STATED EXERCISE: Change "pixels" to "px" in the lines from the start of the records through the line containing "1568, 1087, 1592]", leaving everything else unchanged, and give only those lines.

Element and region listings
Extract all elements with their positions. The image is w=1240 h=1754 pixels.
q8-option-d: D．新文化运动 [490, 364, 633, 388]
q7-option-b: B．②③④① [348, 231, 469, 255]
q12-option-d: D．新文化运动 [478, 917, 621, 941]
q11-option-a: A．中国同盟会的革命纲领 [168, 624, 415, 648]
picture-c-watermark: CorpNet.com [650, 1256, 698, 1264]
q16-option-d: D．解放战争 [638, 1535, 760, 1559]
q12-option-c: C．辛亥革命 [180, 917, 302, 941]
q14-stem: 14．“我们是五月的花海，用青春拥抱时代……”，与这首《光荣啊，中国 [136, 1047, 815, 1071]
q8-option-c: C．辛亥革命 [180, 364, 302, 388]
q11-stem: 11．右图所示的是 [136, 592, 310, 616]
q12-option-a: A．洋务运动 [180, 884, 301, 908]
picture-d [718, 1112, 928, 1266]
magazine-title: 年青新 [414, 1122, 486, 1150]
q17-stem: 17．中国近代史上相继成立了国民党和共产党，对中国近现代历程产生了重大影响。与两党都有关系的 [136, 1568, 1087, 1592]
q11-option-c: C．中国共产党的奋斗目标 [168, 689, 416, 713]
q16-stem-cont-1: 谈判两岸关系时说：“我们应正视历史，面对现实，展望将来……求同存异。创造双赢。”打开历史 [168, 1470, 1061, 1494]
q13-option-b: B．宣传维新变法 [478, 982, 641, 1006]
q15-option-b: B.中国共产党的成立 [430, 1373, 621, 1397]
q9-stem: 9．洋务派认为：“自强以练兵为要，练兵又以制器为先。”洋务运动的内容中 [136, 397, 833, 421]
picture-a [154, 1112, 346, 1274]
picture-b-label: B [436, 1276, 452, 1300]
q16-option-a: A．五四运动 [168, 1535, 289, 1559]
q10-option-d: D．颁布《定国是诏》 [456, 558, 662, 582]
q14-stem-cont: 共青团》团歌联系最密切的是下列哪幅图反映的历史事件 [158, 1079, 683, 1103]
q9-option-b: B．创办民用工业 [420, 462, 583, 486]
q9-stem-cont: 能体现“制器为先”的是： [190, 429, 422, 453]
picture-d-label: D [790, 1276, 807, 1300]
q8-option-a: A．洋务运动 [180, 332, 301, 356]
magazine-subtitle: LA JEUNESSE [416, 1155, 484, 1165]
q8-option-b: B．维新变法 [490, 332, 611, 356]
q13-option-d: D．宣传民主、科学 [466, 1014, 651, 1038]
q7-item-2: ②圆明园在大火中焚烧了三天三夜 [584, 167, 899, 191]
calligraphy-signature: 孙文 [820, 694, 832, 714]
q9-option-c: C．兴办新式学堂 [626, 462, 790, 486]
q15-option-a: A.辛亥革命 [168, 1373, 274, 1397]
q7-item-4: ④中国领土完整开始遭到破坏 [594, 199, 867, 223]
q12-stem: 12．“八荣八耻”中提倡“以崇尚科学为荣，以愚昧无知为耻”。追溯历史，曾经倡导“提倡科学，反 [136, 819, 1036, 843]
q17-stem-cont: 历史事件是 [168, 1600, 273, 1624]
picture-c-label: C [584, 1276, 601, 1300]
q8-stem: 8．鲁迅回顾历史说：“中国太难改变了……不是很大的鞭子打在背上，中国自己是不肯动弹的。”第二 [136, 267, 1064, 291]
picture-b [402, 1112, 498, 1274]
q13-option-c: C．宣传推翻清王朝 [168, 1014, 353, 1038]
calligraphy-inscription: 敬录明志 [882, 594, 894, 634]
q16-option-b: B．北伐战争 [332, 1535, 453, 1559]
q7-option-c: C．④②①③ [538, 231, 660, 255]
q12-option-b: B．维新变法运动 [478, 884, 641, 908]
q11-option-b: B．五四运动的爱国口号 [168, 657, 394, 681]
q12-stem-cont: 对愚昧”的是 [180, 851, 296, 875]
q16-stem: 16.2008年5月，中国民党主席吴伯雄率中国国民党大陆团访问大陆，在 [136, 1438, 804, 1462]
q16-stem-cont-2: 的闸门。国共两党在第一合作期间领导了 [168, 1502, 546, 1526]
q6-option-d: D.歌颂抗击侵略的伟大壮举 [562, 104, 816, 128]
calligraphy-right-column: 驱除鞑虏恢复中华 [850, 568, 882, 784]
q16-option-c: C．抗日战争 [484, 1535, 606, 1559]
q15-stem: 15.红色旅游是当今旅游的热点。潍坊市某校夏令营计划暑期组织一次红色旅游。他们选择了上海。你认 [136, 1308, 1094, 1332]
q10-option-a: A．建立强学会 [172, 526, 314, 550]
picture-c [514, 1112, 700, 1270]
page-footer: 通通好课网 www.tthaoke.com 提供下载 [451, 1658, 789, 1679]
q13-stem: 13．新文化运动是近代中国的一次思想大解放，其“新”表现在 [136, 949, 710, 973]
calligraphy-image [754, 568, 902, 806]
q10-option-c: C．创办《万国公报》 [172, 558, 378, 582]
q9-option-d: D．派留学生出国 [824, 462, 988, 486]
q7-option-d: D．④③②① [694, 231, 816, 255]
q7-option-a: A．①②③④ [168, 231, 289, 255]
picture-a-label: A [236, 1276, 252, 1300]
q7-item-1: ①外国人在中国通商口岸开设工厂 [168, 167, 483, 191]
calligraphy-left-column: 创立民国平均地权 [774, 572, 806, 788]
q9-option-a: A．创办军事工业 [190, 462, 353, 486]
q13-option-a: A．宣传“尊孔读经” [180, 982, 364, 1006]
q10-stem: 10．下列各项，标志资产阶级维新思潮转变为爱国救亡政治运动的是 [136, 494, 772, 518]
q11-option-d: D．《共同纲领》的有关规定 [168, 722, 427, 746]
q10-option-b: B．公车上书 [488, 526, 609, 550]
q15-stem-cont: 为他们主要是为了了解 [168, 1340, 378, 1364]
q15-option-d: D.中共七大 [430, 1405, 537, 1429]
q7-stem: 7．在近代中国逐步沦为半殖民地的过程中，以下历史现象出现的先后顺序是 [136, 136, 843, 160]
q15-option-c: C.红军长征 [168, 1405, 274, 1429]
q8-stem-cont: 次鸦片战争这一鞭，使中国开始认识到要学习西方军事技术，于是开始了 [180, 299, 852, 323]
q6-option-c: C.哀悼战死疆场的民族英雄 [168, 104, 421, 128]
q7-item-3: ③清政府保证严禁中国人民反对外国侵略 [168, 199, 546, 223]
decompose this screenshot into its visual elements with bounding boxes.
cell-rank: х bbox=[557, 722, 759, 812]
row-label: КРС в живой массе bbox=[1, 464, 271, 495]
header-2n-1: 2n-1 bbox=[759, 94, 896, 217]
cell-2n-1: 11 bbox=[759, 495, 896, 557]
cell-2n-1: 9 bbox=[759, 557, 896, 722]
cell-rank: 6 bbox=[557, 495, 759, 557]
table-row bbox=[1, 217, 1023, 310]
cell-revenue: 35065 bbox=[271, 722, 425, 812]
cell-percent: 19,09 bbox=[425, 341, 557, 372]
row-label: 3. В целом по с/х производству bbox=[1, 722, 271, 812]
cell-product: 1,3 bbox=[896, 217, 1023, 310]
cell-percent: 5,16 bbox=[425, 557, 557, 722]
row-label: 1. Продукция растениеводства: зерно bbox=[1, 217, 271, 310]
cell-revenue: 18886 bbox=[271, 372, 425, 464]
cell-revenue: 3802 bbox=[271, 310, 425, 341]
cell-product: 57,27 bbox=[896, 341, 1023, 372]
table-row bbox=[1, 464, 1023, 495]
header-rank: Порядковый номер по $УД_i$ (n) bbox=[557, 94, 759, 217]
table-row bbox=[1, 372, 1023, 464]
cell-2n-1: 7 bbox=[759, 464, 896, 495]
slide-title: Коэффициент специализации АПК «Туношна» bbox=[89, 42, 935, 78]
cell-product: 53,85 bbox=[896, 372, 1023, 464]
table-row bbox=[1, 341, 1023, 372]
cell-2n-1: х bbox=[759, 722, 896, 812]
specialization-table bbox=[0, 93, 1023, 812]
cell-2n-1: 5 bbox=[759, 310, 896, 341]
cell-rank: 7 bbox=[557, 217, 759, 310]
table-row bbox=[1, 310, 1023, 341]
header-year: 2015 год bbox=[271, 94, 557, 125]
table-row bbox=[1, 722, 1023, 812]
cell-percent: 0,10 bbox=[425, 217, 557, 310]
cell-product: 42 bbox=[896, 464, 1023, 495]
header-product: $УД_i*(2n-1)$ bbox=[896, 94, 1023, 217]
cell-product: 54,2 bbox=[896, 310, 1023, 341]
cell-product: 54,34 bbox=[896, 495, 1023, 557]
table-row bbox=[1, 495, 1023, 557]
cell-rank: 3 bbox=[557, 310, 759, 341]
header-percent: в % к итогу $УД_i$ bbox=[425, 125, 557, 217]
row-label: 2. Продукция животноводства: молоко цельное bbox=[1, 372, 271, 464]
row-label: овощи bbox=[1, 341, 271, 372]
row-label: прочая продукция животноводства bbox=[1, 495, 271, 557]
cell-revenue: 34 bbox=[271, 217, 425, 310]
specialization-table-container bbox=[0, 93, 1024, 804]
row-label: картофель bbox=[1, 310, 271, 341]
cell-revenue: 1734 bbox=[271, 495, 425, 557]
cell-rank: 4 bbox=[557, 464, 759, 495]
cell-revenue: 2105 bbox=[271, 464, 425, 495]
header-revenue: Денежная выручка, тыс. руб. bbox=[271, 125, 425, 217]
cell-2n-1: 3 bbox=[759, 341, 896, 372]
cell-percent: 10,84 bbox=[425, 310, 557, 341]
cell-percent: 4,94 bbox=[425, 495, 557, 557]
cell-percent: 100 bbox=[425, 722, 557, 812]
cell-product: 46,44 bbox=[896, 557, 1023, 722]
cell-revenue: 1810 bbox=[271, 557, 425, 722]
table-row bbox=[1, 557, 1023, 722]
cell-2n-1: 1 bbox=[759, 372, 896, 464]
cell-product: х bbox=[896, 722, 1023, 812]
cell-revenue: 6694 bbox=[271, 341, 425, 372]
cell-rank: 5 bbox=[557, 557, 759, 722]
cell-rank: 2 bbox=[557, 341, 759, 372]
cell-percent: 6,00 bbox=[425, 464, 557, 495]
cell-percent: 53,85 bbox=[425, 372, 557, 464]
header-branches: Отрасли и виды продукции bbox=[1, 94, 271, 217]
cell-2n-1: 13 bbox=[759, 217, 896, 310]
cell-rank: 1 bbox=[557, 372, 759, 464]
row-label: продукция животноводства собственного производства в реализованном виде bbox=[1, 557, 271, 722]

REPLY TO THE TASK:
Extract all elements with their positions. The image is w=1240 h=1754 px.
q8-option-d: D．新文化运动 [490, 364, 633, 388]
q7-option-b: B．②③④① [348, 231, 469, 255]
q12-option-d: D．新文化运动 [478, 917, 621, 941]
q11-option-a: A．中国同盟会的革命纲领 [168, 624, 415, 648]
picture-c-watermark: CorpNet.com [650, 1256, 698, 1264]
q16-option-d: D．解放战争 [638, 1535, 760, 1559]
q12-option-c: C．辛亥革命 [180, 917, 302, 941]
q14-stem: 14．“我们是五月的花海，用青春拥抱时代……”，与这首《光荣啊，中国 [136, 1047, 815, 1071]
q8-option-c: C．辛亥革命 [180, 364, 302, 388]
q11-stem: 11．右图所示的是 [136, 592, 310, 616]
q12-option-a: A．洋务运动 [180, 884, 301, 908]
picture-d [718, 1112, 928, 1266]
magazine-title: 年青新 [414, 1122, 486, 1150]
q17-stem: 17．中国近代史上相继成立了国民党和共产党，对中国近现代历程产生了重大影响。与两党都有关系的 [136, 1568, 1087, 1592]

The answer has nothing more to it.